* [Task details]
Transcribe the listing exactly, leaving out every picture.

* * *

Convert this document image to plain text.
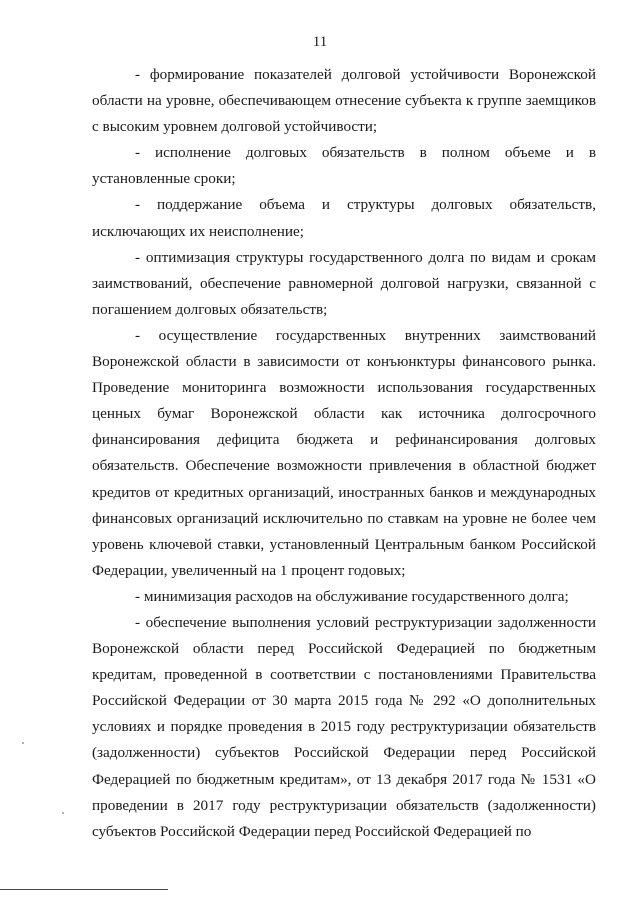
11

- формирование показателей долговой устойчивости Воронежской области на уровне, обеспечивающем отнесение субъекта к группе заемщиков с высоким уровнем долговой устойчивости;

- исполнение долговых обязательств в полном объеме и в установленные сроки;

- поддержание объема и структуры долговых обязательств, исключающих их неисполнение;

- оптимизация структуры государственного долга по видам и срокам заимствований, обеспечение равномерной долговой нагрузки, связанной с погашением долговых обязательств;

- осуществление государственных внутренних заимствований Воронежской области в зависимости от конъюнктуры финансового рынка. Проведение мониторинга возможности использования государственных ценных бумаг Воронежской области как источника долгосрочного финансирования дефицита бюджета и рефинансирования долговых обязательств. Обеспечение возможности привлечения в областной бюджет кредитов от кредитных организаций, иностранных банков и международных финансовых организаций исключительно по ставкам на уровне не более чем уровень ключевой ставки, установленный Центральным банком Российской Федерации, увеличенный на 1 процент годовых;

- минимизация расходов на обслуживание государственного долга;

- обеспечение выполнения условий реструктуризации задолженности Воронежской области перед Российской Федерацией по бюджетным кредитам, проведенной в соответствии с постановлениями Правительства Российской Федерации от 30 марта 2015 года № 292 «О дополнительных условиях и порядке проведения в 2015 году реструктуризации обязательств (задолженности) субъектов Российской Федерации перед Российской Федерацией по бюджетным кредитам», от 13 декабря 2017 года № 1531 «О проведении в 2017 году реструктуризации обязательств (задолженности) субъектов Российской Федерации перед Российской Федерацией по
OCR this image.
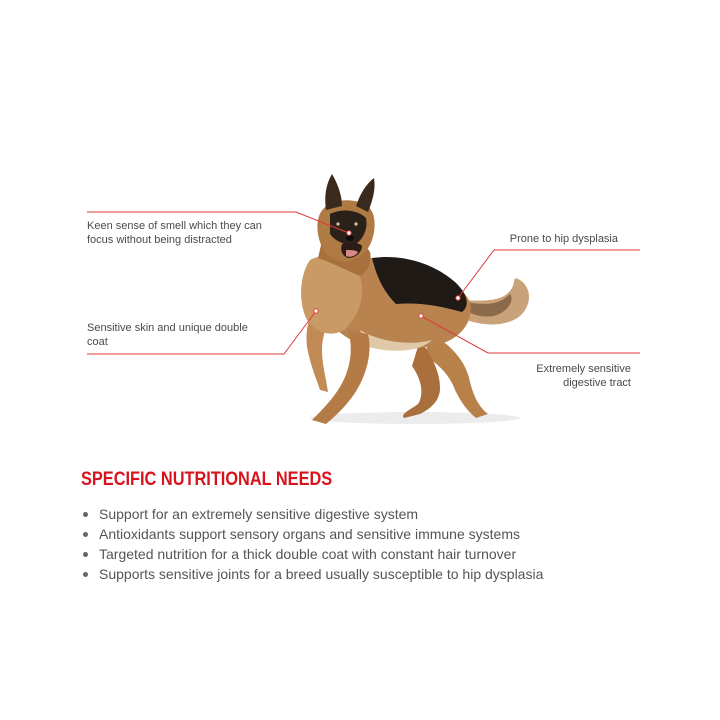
Keen sense of smell which they can focus without being distracted

Sensitive skin and unique double coat

Prone to hip dysplasia

Extremely sensitive digestive tract

SPECIFIC NUTRITIONAL NEEDS
Support for an extremely sensitive digestive system
Antioxidants support sensory organs and sensitive immune systems
Targeted nutrition for a thick double coat with constant hair turnover
Supports sensitive joints for a breed usually susceptible to hip dysplasia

* * *

* [Complete output]
Convert this document image to plain text.
11

- формирование показателей долговой устойчивости Воронежской области на уровне, обеспечивающем отнесение субъекта к группе заемщиков с высоким уровнем долговой устойчивости;

- исполнение долговых обязательств в полном объеме и в установленные сроки;

- поддержание объема и структуры долговых обязательств, исключающих их неисполнение;

- оптимизация структуры государственного долга по видам и срокам заимствований, обеспечение равномерной долговой нагрузки, связанной с погашением долговых обязательств;

- осуществление государственных внутренних заимствований Воронежской области в зависимости от конъюнктуры финансового рынка. Проведение мониторинга возможности использования государственных ценных бумаг Воронежской области как источника долгосрочного финансирования дефицита бюджета и рефинансирования долговых обязательств. Обеспечение возможности привлечения в областной бюджет кредитов от кредитных организаций, иностранных банков и международных финансовых организаций исключительно по ставкам на уровне не более чем уровень ключевой ставки, установленный Центральным банком Российской Федерации, увеличенный на 1 процент годовых;

- минимизация расходов на обслуживание государственного долга;

- обеспечение выполнения условий реструктуризации задолженности Воронежской области перед Российской Федерацией по бюджетным кредитам, проведенной в соответствии с постановлениями Правительства Российской Федерации от 30 марта 2015 года № 292 «О дополнительных условиях и порядке проведения в 2015 году реструктуризации обязательств (задолженности) субъектов Российской Федерации перед Российской Федерацией по бюджетным кредитам», от 13 декабря 2017 года № 1531 «О проведении в 2017 году реструктуризации обязательств (задолженности) субъектов Российской Федерации перед Российской Федерацией по
OCR this image.
Keen sense of smell which they can focus without being distracted

Sensitive skin and unique double coat

Prone to hip dysplasia

Extremely sensitive digestive tract

SPECIFIC NUTRITIONAL NEEDS
Support for an extremely sensitive digestive system
Antioxidants support sensory organs and sensitive immune systems
Targeted nutrition for a thick double coat with constant hair turnover
Supports sensitive joints for a breed usually susceptible to hip dysplasia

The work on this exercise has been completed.